### Required task
Copy every record word for word.

— begin Material for the task —

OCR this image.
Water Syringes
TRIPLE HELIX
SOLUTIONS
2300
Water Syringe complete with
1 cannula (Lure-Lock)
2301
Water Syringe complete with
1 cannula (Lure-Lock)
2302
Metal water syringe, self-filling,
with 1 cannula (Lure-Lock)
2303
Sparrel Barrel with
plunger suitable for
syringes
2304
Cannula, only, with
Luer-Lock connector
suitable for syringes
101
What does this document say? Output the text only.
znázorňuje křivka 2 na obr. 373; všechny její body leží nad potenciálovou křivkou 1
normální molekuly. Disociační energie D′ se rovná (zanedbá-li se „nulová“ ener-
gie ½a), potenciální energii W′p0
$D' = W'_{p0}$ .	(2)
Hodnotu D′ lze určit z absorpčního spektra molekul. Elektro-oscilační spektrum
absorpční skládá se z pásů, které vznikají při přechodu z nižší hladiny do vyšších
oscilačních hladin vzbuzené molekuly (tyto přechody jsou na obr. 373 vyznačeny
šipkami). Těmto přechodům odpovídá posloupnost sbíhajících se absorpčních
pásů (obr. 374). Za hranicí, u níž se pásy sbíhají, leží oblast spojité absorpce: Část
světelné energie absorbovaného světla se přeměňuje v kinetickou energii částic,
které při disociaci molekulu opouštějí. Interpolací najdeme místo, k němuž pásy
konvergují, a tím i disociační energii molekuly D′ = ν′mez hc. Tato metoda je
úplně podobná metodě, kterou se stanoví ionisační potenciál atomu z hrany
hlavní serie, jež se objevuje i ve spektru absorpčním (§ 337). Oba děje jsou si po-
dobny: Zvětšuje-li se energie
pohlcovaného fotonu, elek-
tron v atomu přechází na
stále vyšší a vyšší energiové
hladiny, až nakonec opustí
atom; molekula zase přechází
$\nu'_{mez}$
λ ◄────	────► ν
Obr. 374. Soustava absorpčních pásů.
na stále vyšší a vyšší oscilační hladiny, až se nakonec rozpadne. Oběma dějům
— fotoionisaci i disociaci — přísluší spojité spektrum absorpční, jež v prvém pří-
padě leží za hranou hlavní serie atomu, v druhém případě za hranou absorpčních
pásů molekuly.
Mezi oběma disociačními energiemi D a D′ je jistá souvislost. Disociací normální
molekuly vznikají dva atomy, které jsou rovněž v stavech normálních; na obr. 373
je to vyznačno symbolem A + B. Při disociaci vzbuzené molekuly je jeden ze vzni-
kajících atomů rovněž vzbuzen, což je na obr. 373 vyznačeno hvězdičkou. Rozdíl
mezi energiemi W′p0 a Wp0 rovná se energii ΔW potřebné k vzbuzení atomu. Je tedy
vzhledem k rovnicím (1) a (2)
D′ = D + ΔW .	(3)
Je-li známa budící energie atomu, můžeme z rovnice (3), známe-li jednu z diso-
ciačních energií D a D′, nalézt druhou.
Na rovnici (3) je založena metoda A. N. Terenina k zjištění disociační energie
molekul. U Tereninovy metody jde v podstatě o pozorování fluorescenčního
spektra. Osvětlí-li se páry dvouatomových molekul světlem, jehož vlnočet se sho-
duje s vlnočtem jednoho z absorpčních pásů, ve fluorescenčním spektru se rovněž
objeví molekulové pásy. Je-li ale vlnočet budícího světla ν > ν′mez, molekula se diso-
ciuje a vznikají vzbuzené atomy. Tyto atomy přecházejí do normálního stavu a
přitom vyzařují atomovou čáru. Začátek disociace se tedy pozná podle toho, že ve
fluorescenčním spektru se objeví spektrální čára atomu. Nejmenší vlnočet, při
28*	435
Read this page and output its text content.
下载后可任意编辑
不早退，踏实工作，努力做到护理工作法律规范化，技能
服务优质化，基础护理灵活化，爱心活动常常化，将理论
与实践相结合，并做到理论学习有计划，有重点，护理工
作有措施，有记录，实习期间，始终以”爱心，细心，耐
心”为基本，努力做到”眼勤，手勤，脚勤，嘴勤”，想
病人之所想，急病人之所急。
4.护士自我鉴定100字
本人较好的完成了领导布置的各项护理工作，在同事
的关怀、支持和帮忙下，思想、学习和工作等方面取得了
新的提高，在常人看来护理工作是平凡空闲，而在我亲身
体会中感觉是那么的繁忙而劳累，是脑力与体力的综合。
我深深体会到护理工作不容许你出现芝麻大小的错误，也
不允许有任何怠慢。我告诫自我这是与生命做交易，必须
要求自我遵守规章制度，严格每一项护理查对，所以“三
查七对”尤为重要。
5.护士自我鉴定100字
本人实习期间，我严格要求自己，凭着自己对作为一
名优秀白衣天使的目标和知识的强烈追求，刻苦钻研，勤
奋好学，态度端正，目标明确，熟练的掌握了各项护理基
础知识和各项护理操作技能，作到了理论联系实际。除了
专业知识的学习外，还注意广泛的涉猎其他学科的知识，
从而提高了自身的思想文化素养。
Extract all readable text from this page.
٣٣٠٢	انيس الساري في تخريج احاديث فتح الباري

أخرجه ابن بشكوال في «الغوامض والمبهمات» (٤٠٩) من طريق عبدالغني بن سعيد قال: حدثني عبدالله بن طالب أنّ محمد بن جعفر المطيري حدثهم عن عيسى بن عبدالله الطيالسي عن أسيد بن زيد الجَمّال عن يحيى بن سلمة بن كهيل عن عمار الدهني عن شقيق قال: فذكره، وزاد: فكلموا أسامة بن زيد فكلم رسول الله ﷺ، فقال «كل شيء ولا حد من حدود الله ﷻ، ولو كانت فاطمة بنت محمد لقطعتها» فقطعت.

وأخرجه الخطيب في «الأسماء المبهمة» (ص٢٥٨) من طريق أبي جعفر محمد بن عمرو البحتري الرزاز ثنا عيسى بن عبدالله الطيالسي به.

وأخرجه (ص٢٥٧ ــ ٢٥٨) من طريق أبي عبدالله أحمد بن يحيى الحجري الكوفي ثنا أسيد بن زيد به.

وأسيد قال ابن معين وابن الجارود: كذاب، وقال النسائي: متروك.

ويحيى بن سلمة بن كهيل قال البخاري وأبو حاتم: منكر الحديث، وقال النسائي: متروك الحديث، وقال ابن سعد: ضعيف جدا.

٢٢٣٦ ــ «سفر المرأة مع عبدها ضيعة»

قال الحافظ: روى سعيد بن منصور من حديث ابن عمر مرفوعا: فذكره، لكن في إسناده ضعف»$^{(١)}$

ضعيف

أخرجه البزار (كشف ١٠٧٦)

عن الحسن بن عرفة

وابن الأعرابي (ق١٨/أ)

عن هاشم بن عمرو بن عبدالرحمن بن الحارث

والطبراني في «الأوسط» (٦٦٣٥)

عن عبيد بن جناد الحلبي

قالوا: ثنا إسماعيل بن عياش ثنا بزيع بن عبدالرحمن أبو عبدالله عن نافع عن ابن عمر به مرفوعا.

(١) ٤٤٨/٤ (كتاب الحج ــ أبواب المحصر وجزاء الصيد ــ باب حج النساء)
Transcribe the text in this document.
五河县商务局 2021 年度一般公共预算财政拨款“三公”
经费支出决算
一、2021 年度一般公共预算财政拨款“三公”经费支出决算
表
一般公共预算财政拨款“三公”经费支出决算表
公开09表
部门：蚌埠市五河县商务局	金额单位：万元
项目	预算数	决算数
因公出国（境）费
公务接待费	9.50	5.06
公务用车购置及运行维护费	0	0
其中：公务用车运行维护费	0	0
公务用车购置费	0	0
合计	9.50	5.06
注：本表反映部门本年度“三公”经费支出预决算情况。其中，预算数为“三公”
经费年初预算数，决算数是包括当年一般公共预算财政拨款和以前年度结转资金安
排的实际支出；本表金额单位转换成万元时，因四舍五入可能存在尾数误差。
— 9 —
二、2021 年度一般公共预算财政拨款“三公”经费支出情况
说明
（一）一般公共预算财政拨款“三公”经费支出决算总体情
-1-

— end Material for the task —

### Output for this task
OCR this image.
Water Syringes
TRIPLE HELIX
SOLUTIONS
2300
Water Syringe complete with
1 cannula (Lure-Lock)
2301
Water Syringe complete with
1 cannula (Lure-Lock)
2302
Metal water syringe, self-filling,
with 1 cannula (Lure-Lock)
2303
Sparrel Barrel with
plunger suitable for
syringes
2304
Cannula, only, with
Luer-Lock connector
suitable for syringes
101
What does this document say? Output the text only.
znázorňuje křivka 2 na obr. 373; všechny její body leží nad potenciálovou křivkou 1
normální molekuly. Disociační energie D′ se rovná (zanedbá-li se „nulová“ ener-
gie ½a), potenciální energii W′p0
$D' = W'_{p0}$ .	(2)
Hodnotu D′ lze určit z absorpčního spektra molekul. Elektro-oscilační spektrum
absorpční skládá se z pásů, které vznikají při přechodu z nižší hladiny do vyšších
oscilačních hladin vzbuzené molekuly (tyto přechody jsou na obr. 373 vyznačeny
šipkami). Těmto přechodům odpovídá posloupnost sbíhajících se absorpčních
pásů (obr. 374). Za hranicí, u níž se pásy sbíhají, leží oblast spojité absorpce: Část
světelné energie absorbovaného světla se přeměňuje v kinetickou energii částic,
které při disociaci molekulu opouštějí. Interpolací najdeme místo, k němuž pásy
konvergují, a tím i disociační energii molekuly D′ = ν′mez hc. Tato metoda je
úplně podobná metodě, kterou se stanoví ionisační potenciál atomu z hrany
hlavní serie, jež se objevuje i ve spektru absorpčním (§ 337). Oba děje jsou si po-
dobny: Zvětšuje-li se energie
pohlcovaného fotonu, elek-
tron v atomu přechází na
stále vyšší a vyšší energiové
hladiny, až nakonec opustí
atom; molekula zase přechází
$\nu'_{mez}$
λ ◄────	────► ν
Obr. 374. Soustava absorpčních pásů.
na stále vyšší a vyšší oscilační hladiny, až se nakonec rozpadne. Oběma dějům
— fotoionisaci i disociaci — přísluší spojité spektrum absorpční, jež v prvém pří-
padě leží za hranou hlavní serie atomu, v druhém případě za hranou absorpčních
pásů molekuly.
Mezi oběma disociačními energiemi D a D′ je jistá souvislost. Disociací normální
molekuly vznikají dva atomy, které jsou rovněž v stavech normálních; na obr. 373
je to vyznačno symbolem A + B. Při disociaci vzbuzené molekuly je jeden ze vzni-
kajících atomů rovněž vzbuzen, což je na obr. 373 vyznačeno hvězdičkou. Rozdíl
mezi energiemi W′p0 a Wp0 rovná se energii ΔW potřebné k vzbuzení atomu. Je tedy
vzhledem k rovnicím (1) a (2)
D′ = D + ΔW .	(3)
Je-li známa budící energie atomu, můžeme z rovnice (3), známe-li jednu z diso-
ciačních energií D a D′, nalézt druhou.
Na rovnici (3) je založena metoda A. N. Terenina k zjištění disociační energie
molekul. U Tereninovy metody jde v podstatě o pozorování fluorescenčního
spektra. Osvětlí-li se páry dvouatomových molekul světlem, jehož vlnočet se sho-
duje s vlnočtem jednoho z absorpčních pásů, ve fluorescenčním spektru se rovněž
objeví molekulové pásy. Je-li ale vlnočet budícího světla ν > ν′mez, molekula se diso-
ciuje a vznikají vzbuzené atomy. Tyto atomy přecházejí do normálního stavu a
přitom vyzařují atomovou čáru. Začátek disociace se tedy pozná podle toho, že ve
fluorescenčním spektru se objeví spektrální čára atomu. Nejmenší vlnočet, při
28*	435
Read this page and output its text content.
下载后可任意编辑
不早退，踏实工作，努力做到护理工作法律规范化，技能
服务优质化，基础护理灵活化，爱心活动常常化，将理论
与实践相结合，并做到理论学习有计划，有重点，护理工
作有措施，有记录，实习期间，始终以”爱心，细心，耐
心”为基本，努力做到”眼勤，手勤，脚勤，嘴勤”，想
病人之所想，急病人之所急。
4.护士自我鉴定100字
本人较好的完成了领导布置的各项护理工作，在同事
的关怀、支持和帮忙下，思想、学习和工作等方面取得了
新的提高，在常人看来护理工作是平凡空闲，而在我亲身
体会中感觉是那么的繁忙而劳累，是脑力与体力的综合。
我深深体会到护理工作不容许你出现芝麻大小的错误，也
不允许有任何怠慢。我告诫自我这是与生命做交易，必须
要求自我遵守规章制度，严格每一项护理查对，所以“三
查七对”尤为重要。
5.护士自我鉴定100字
本人实习期间，我严格要求自己，凭着自己对作为一
名优秀白衣天使的目标和知识的强烈追求，刻苦钻研，勤
奋好学，态度端正，目标明确，熟练的掌握了各项护理基
础知识和各项护理操作技能，作到了理论联系实际。除了
专业知识的学习外，还注意广泛的涉猎其他学科的知识，
从而提高了自身的思想文化素养。
Extract all readable text from this page.
٣٣٠٢	انيس الساري في تخريج احاديث فتح الباري

أخرجه ابن بشكوال في «الغوامض والمبهمات» (٤٠٩) من طريق عبدالغني بن سعيد قال: حدثني عبدالله بن طالب أنّ محمد بن جعفر المطيري حدثهم عن عيسى بن عبدالله الطيالسي عن أسيد بن زيد الجَمّال عن يحيى بن سلمة بن كهيل عن عمار الدهني عن شقيق قال: فذكره، وزاد: فكلموا أسامة بن زيد فكلم رسول الله ﷺ، فقال «كل شيء ولا حد من حدود الله ﷻ، ولو كانت فاطمة بنت محمد لقطعتها» فقطعت.

وأخرجه الخطيب في «الأسماء المبهمة» (ص٢٥٨) من طريق أبي جعفر محمد بن عمرو البحتري الرزاز ثنا عيسى بن عبدالله الطيالسي به.

وأخرجه (ص٢٥٧ ــ ٢٥٨) من طريق أبي عبدالله أحمد بن يحيى الحجري الكوفي ثنا أسيد بن زيد به.

وأسيد قال ابن معين وابن الجارود: كذاب، وقال النسائي: متروك.

ويحيى بن سلمة بن كهيل قال البخاري وأبو حاتم: منكر الحديث، وقال النسائي: متروك الحديث، وقال ابن سعد: ضعيف جدا.

٢٢٣٦ ــ «سفر المرأة مع عبدها ضيعة»

قال الحافظ: روى سعيد بن منصور من حديث ابن عمر مرفوعا: فذكره، لكن في إسناده ضعف»$^{(١)}$

ضعيف

أخرجه البزار (كشف ١٠٧٦)

عن الحسن بن عرفة

وابن الأعرابي (ق١٨/أ)

عن هاشم بن عمرو بن عبدالرحمن بن الحارث

والطبراني في «الأوسط» (٦٦٣٥)

عن عبيد بن جناد الحلبي

قالوا: ثنا إسماعيل بن عياش ثنا بزيع بن عبدالرحمن أبو عبدالله عن نافع عن ابن عمر به مرفوعا.

(١) ٤٤٨/٤ (كتاب الحج ــ أبواب المحصر وجزاء الصيد ــ باب حج النساء)
Transcribe the text in this document.
五河县商务局 2021 年度一般公共预算财政拨款“三公”
经费支出决算
一、2021 年度一般公共预算财政拨款“三公”经费支出决算
表
一般公共预算财政拨款“三公”经费支出决算表
公开09表
部门：蚌埠市五河县商务局	金额单位：万元
项目	预算数	决算数
因公出国（境）费
公务接待费	9.50	5.06
公务用车购置及运行维护费	0	0
其中：公务用车运行维护费	0	0
公务用车购置费	0	0
合计	9.50	5.06
注：本表反映部门本年度“三公”经费支出预决算情况。其中，预算数为“三公”
经费年初预算数，决算数是包括当年一般公共预算财政拨款和以前年度结转资金安
排的实际支出；本表金额单位转换成万元时，因四舍五入可能存在尾数误差。
— 9 —
二、2021 年度一般公共预算财政拨款“三公”经费支出情况
说明
（一）一般公共预算财政拨款“三公”经费支出决算总体情
-1-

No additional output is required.